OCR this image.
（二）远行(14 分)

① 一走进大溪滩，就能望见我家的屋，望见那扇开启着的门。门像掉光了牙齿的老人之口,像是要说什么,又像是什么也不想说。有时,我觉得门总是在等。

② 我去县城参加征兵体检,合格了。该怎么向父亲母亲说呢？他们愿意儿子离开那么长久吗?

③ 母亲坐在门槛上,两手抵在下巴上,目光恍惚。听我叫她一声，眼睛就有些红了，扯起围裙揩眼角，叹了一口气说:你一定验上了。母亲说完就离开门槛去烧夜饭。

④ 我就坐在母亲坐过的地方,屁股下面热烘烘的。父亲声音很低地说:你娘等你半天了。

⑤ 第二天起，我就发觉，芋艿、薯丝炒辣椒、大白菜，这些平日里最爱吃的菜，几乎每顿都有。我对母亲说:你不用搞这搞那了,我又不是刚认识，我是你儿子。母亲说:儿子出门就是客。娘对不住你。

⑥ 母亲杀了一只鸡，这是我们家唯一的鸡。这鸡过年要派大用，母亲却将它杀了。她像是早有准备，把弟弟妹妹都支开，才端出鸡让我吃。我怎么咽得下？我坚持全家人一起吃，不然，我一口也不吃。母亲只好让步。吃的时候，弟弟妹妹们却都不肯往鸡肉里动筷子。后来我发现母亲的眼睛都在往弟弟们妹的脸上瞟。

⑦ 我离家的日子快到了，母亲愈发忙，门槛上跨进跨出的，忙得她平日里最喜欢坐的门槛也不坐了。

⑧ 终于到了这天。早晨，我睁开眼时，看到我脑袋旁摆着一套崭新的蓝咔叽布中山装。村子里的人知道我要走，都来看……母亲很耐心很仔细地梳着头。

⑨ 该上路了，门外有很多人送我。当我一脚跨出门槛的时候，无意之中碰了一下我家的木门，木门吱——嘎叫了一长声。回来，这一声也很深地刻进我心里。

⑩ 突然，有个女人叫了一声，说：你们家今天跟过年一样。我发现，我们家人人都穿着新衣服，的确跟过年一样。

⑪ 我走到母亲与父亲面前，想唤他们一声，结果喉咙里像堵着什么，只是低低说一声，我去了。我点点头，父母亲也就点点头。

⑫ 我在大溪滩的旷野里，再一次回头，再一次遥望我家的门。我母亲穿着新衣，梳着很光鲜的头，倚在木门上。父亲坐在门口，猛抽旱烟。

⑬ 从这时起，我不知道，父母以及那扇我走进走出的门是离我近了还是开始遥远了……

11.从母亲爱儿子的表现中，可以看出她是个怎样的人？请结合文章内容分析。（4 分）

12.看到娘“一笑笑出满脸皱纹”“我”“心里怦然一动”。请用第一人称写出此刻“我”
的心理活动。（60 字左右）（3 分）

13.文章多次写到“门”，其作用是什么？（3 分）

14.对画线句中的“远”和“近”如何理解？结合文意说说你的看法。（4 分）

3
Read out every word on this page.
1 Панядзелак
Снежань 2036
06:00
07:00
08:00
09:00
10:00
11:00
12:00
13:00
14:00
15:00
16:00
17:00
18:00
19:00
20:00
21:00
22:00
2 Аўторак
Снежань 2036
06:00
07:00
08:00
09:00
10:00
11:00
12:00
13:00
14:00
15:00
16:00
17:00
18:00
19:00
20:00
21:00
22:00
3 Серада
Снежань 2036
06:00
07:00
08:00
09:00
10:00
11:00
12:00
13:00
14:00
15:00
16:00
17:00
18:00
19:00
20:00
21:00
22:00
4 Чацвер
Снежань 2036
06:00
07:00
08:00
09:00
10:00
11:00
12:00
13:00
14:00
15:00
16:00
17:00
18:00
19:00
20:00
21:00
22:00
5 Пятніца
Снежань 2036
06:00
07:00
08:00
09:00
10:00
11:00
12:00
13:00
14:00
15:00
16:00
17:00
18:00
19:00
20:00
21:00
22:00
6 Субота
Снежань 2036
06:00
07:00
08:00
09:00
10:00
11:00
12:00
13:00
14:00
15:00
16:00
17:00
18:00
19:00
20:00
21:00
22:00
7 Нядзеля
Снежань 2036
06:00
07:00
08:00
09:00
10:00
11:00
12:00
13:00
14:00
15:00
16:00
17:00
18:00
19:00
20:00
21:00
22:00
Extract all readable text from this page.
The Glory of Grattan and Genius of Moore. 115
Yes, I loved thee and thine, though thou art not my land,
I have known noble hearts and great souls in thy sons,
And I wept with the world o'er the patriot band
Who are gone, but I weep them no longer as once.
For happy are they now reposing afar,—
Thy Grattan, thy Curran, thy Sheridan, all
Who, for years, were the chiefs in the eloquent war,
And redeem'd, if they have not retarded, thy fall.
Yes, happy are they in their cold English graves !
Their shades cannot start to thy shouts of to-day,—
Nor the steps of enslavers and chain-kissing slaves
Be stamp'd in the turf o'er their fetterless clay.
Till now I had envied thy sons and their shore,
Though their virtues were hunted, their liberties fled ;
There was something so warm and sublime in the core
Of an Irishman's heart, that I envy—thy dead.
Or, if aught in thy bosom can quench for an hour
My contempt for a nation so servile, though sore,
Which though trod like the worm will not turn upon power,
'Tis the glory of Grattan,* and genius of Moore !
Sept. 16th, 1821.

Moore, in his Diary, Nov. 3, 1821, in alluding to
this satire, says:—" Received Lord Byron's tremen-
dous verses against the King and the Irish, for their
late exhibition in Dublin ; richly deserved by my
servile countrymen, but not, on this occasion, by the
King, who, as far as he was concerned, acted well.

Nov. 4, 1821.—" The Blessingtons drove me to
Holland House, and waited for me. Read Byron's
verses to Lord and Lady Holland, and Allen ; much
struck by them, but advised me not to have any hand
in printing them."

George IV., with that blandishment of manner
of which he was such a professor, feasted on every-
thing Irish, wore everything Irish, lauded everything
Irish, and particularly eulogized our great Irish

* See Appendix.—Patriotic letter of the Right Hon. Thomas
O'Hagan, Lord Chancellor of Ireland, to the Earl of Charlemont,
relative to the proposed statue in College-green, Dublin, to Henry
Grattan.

**GIVEN PROBLEM:** All of the entries need to be reproduced exactly; please write them out.

**RESPONSE TO THIS TASK:**
OCR this image.
（二）远行(14 分)

① 一走进大溪滩，就能望见我家的屋，望见那扇开启着的门。门像掉光了牙齿的老人之口,像是要说什么,又像是什么也不想说。有时,我觉得门总是在等。

② 我去县城参加征兵体检,合格了。该怎么向父亲母亲说呢？他们愿意儿子离开那么长久吗?

③ 母亲坐在门槛上,两手抵在下巴上,目光恍惚。听我叫她一声，眼睛就有些红了，扯起围裙揩眼角，叹了一口气说:你一定验上了。母亲说完就离开门槛去烧夜饭。

④ 我就坐在母亲坐过的地方,屁股下面热烘烘的。父亲声音很低地说:你娘等你半天了。

⑤ 第二天起，我就发觉，芋艿、薯丝炒辣椒、大白菜，这些平日里最爱吃的菜，几乎每顿都有。我对母亲说:你不用搞这搞那了,我又不是刚认识，我是你儿子。母亲说:儿子出门就是客。娘对不住你。

⑥ 母亲杀了一只鸡，这是我们家唯一的鸡。这鸡过年要派大用，母亲却将它杀了。她像是早有准备，把弟弟妹妹都支开，才端出鸡让我吃。我怎么咽得下？我坚持全家人一起吃，不然，我一口也不吃。母亲只好让步。吃的时候，弟弟妹妹们却都不肯往鸡肉里动筷子。后来我发现母亲的眼睛都在往弟弟们妹的脸上瞟。

⑦ 我离家的日子快到了，母亲愈发忙，门槛上跨进跨出的，忙得她平日里最喜欢坐的门槛也不坐了。

⑧ 终于到了这天。早晨，我睁开眼时，看到我脑袋旁摆着一套崭新的蓝咔叽布中山装。村子里的人知道我要走，都来看……母亲很耐心很仔细地梳着头。

⑨ 该上路了，门外有很多人送我。当我一脚跨出门槛的时候，无意之中碰了一下我家的木门，木门吱——嘎叫了一长声。回来，这一声也很深地刻进我心里。

⑩ 突然，有个女人叫了一声，说：你们家今天跟过年一样。我发现，我们家人人都穿着新衣服，的确跟过年一样。

⑪ 我走到母亲与父亲面前，想唤他们一声，结果喉咙里像堵着什么，只是低低说一声，我去了。我点点头，父母亲也就点点头。

⑫ 我在大溪滩的旷野里，再一次回头，再一次遥望我家的门。我母亲穿着新衣，梳着很光鲜的头，倚在木门上。父亲坐在门口，猛抽旱烟。

⑬ 从这时起，我不知道，父母以及那扇我走进走出的门是离我近了还是开始遥远了……

11.从母亲爱儿子的表现中，可以看出她是个怎样的人？请结合文章内容分析。（4 分）

12.看到娘“一笑笑出满脸皱纹”“我”“心里怦然一动”。请用第一人称写出此刻“我”
的心理活动。（60 字左右）（3 分）

13.文章多次写到“门”，其作用是什么？（3 分）

14.对画线句中的“远”和“近”如何理解？结合文意说说你的看法。（4 分）

3
Read out every word on this page.
1 Панядзелак
Снежань 2036
06:00
07:00
08:00
09:00
10:00
11:00
12:00
13:00
14:00
15:00
16:00
17:00
18:00
19:00
20:00
21:00
22:00
2 Аўторак
Снежань 2036
06:00
07:00
08:00
09:00
10:00
11:00
12:00
13:00
14:00
15:00
16:00
17:00
18:00
19:00
20:00
21:00
22:00
3 Серада
Снежань 2036
06:00
07:00
08:00
09:00
10:00
11:00
12:00
13:00
14:00
15:00
16:00
17:00
18:00
19:00
20:00
21:00
22:00
4 Чацвер
Снежань 2036
06:00
07:00
08:00
09:00
10:00
11:00
12:00
13:00
14:00
15:00
16:00
17:00
18:00
19:00
20:00
21:00
22:00
5 Пятніца
Снежань 2036
06:00
07:00
08:00
09:00
10:00
11:00
12:00
13:00
14:00
15:00
16:00
17:00
18:00
19:00
20:00
21:00
22:00
6 Субота
Снежань 2036
06:00
07:00
08:00
09:00
10:00
11:00
12:00
13:00
14:00
15:00
16:00
17:00
18:00
19:00
20:00
21:00
22:00
7 Нядзеля
Снежань 2036
06:00
07:00
08:00
09:00
10:00
11:00
12:00
13:00
14:00
15:00
16:00
17:00
18:00
19:00
20:00
21:00
22:00
Extract all readable text from this page.
The Glory of Grattan and Genius of Moore. 115
Yes, I loved thee and thine, though thou art not my land,
I have known noble hearts and great souls in thy sons,
And I wept with the world o'er the patriot band
Who are gone, but I weep them no longer as once.
For happy are they now reposing afar,—
Thy Grattan, thy Curran, thy Sheridan, all
Who, for years, were the chiefs in the eloquent war,
And redeem'd, if they have not retarded, thy fall.
Yes, happy are they in their cold English graves !
Their shades cannot start to thy shouts of to-day,—
Nor the steps of enslavers and chain-kissing slaves
Be stamp'd in the turf o'er their fetterless clay.
Till now I had envied thy sons and their shore,
Though their virtues were hunted, their liberties fled ;
There was something so warm and sublime in the core
Of an Irishman's heart, that I envy—thy dead.
Or, if aught in thy bosom can quench for an hour
My contempt for a nation so servile, though sore,
Which though trod like the worm will not turn upon power,
'Tis the glory of Grattan,* and genius of Moore !
Sept. 16th, 1821.

Moore, in his Diary, Nov. 3, 1821, in alluding to
this satire, says:—" Received Lord Byron's tremen-
dous verses against the King and the Irish, for their
late exhibition in Dublin ; richly deserved by my
servile countrymen, but not, on this occasion, by the
King, who, as far as he was concerned, acted well.

Nov. 4, 1821.—" The Blessingtons drove me to
Holland House, and waited for me. Read Byron's
verses to Lord and Lady Holland, and Allen ; much
struck by them, but advised me not to have any hand
in printing them."

George IV., with that blandishment of manner
of which he was such a professor, feasted on every-
thing Irish, wore everything Irish, lauded everything
Irish, and particularly eulogized our great Irish

* See Appendix.—Patriotic letter of the Right Hon. Thomas
O'Hagan, Lord Chancellor of Ireland, to the Earl of Charlemont,
relative to the proposed statue in College-green, Dublin, to Henry
Grattan.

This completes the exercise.